▶ DATA EXTRACT:

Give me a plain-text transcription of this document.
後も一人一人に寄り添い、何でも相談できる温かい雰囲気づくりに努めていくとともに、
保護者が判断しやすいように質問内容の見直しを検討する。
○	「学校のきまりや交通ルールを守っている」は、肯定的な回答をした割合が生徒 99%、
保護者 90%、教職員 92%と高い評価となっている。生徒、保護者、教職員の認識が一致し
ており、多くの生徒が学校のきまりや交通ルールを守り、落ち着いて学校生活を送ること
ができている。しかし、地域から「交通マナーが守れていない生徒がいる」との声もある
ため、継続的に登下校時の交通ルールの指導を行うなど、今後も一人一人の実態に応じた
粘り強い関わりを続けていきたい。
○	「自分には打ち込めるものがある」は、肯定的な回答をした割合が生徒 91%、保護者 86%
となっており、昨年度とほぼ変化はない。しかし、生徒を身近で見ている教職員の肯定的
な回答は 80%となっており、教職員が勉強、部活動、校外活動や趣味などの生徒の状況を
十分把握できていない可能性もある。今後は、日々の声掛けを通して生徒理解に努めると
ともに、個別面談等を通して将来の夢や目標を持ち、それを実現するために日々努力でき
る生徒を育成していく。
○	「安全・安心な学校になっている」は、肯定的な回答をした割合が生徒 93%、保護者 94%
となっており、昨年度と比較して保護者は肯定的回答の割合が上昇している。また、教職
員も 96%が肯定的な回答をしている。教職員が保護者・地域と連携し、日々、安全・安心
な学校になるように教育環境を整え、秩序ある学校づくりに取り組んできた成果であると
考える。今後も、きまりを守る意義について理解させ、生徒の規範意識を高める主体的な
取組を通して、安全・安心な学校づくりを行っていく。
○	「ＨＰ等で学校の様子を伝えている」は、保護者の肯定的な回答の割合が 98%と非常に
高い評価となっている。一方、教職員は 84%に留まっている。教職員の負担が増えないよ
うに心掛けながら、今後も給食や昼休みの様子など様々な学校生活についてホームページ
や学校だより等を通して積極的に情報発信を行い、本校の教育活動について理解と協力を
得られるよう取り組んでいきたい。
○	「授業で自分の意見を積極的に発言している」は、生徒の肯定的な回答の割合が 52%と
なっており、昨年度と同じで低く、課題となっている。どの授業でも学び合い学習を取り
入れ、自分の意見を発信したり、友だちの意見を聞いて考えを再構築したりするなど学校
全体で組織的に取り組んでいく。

▶ WRITTEN EXERCISE: Copy out all lines where the word "となっており" appears.

▶ WORKED ANSWER:
となっており、昨年度とほぼ変化はない。しかし、生徒を身近で見ている教職員の肯定的
な回答は 80%となっており、教職員が勉強、部活動、校外活動や趣味などの生徒の状況を
となっており、昨年度と比較して保護者は肯定的回答の割合が上昇している。また、教職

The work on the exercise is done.